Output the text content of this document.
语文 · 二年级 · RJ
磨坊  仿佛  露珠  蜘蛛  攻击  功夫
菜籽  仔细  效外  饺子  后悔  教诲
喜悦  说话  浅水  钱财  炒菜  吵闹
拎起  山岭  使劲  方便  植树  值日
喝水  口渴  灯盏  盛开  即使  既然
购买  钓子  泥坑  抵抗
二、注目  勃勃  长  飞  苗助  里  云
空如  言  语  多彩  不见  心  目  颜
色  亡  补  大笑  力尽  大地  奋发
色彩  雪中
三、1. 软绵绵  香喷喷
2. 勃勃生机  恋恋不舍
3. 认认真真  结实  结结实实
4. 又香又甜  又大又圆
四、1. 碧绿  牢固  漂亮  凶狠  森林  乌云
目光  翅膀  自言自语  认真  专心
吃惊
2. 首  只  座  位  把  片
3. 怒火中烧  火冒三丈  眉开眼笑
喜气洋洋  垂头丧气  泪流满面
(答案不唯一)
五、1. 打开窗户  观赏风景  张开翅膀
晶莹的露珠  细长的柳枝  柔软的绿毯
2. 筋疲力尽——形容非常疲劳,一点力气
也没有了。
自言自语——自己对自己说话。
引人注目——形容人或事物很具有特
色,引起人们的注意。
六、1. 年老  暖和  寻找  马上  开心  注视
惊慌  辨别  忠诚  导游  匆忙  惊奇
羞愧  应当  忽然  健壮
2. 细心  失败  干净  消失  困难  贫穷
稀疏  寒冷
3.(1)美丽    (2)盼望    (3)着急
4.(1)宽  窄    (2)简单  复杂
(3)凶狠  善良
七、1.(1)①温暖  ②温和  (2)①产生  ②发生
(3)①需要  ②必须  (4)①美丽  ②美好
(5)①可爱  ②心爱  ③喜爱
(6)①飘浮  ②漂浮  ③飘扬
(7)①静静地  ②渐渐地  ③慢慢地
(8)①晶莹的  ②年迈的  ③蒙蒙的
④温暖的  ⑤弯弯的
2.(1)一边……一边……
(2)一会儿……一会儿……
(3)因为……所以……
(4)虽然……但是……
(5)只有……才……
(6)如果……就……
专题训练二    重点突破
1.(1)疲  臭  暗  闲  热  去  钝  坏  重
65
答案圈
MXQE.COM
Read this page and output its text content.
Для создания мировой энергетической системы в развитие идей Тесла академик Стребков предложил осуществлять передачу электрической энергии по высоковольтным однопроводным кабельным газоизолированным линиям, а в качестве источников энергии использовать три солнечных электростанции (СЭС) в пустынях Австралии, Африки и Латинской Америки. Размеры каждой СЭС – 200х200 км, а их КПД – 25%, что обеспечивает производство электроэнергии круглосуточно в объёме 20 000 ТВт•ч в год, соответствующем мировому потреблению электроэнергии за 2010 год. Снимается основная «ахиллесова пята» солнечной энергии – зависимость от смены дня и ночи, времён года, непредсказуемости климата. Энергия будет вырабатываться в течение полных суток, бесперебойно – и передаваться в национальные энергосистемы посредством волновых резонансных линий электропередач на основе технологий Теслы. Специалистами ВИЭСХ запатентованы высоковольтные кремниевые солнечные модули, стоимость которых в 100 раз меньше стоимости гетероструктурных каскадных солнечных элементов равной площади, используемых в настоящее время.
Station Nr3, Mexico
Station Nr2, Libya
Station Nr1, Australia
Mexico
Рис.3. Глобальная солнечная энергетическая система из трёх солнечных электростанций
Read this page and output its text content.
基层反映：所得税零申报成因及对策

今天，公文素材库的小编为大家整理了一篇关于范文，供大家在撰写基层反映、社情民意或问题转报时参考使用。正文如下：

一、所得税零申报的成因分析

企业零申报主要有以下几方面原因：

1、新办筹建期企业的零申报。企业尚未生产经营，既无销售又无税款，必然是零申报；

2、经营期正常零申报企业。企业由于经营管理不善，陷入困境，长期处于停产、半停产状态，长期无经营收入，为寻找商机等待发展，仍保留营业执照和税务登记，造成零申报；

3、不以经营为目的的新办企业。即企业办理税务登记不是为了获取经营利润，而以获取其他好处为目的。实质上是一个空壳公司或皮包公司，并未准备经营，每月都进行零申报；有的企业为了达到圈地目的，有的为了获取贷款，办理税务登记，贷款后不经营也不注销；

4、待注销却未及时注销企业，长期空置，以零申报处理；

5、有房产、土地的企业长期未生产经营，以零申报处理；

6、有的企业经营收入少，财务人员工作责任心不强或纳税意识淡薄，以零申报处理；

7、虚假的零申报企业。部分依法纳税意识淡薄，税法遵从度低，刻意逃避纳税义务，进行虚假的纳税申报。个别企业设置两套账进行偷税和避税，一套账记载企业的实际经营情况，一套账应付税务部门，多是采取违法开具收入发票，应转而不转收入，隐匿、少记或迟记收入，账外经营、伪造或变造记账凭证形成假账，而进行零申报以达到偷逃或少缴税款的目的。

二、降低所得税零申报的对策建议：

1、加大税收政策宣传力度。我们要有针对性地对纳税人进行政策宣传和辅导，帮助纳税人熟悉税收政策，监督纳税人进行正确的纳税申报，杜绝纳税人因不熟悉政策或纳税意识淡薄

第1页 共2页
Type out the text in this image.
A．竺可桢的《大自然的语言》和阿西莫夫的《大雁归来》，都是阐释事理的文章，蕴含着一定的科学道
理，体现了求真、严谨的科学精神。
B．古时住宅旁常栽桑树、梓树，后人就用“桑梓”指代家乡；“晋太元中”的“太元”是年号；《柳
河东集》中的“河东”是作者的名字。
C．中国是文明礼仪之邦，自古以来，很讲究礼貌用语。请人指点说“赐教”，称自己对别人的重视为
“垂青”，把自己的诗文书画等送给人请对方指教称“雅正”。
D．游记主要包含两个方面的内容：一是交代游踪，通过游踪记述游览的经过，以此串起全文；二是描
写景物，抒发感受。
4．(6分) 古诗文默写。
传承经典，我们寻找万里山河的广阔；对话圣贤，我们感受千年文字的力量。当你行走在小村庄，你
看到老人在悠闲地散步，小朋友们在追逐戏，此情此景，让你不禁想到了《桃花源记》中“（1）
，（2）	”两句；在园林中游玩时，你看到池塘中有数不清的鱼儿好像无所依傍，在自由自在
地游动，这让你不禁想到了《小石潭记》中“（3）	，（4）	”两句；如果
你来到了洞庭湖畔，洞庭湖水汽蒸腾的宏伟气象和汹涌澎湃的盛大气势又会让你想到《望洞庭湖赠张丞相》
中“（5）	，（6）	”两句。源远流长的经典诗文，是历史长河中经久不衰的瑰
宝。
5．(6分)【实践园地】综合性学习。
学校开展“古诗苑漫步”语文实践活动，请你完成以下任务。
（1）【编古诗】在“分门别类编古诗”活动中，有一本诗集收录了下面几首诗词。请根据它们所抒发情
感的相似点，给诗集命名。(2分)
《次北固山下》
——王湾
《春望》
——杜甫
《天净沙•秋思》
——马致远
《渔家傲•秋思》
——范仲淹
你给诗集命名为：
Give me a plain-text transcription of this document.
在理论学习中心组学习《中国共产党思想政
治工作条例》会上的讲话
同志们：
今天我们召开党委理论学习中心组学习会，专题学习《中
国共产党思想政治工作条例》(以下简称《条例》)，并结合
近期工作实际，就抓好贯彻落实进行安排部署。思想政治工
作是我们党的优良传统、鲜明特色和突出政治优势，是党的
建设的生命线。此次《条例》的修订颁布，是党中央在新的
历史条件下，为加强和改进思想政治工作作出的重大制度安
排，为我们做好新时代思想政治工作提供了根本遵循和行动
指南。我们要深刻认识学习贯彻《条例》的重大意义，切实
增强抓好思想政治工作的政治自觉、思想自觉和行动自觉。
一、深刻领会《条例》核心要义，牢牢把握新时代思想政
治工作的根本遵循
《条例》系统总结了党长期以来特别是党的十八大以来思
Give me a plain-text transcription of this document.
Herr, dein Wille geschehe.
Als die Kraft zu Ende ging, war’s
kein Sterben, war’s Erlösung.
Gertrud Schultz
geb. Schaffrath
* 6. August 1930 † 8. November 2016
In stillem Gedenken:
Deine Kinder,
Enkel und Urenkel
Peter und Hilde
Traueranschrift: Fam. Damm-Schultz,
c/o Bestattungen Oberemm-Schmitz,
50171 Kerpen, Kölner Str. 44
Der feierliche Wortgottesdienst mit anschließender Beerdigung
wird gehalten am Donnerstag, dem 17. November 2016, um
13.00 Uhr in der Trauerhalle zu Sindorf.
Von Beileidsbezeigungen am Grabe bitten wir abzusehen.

+ + + + + + +

Given instruction
Tally up the lines holding the string "以零申报处理" in this listing, and report the total alone.

Task result
3